_Task description_. For the material that follows, work out how many lines hold the word "header" and answer only with the number.

_Extracted information_.
◇ ◇ ◇ ◇

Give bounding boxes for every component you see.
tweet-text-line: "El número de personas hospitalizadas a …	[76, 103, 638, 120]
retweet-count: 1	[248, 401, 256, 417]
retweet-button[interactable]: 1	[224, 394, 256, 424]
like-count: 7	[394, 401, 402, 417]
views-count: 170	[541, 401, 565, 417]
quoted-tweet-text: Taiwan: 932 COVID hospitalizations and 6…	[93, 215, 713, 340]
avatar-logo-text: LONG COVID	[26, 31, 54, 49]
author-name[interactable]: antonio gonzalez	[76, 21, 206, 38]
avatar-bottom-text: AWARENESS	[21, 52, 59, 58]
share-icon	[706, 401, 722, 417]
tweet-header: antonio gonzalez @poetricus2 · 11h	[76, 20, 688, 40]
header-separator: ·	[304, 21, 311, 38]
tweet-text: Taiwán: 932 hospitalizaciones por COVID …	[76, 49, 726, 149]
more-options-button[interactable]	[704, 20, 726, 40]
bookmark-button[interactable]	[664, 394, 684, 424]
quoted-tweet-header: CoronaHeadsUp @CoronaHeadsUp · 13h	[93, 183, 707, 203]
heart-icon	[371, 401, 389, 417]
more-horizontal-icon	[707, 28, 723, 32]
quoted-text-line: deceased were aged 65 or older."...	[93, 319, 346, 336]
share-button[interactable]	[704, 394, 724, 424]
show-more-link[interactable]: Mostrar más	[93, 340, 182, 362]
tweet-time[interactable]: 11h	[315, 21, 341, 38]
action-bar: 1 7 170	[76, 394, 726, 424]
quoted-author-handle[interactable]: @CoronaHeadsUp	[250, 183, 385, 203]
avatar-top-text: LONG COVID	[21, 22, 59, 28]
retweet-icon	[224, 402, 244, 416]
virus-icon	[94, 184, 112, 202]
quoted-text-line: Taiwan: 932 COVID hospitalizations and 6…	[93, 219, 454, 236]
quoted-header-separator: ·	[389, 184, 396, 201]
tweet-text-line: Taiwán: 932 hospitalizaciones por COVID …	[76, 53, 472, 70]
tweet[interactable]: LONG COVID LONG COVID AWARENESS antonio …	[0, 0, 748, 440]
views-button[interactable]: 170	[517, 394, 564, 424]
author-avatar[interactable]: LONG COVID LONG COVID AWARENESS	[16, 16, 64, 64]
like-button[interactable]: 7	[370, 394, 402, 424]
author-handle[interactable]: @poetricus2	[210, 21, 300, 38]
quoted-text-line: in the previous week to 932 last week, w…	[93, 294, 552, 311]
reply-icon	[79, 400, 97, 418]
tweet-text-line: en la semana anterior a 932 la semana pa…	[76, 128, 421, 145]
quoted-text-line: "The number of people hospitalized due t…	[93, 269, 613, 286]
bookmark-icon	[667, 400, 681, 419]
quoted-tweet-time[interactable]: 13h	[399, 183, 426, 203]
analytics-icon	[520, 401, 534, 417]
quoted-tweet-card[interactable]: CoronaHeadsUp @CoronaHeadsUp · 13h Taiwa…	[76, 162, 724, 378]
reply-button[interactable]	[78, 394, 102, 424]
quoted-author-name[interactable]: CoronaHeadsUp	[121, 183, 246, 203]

◇ ◇ ◇ ◇

_Task output_. 4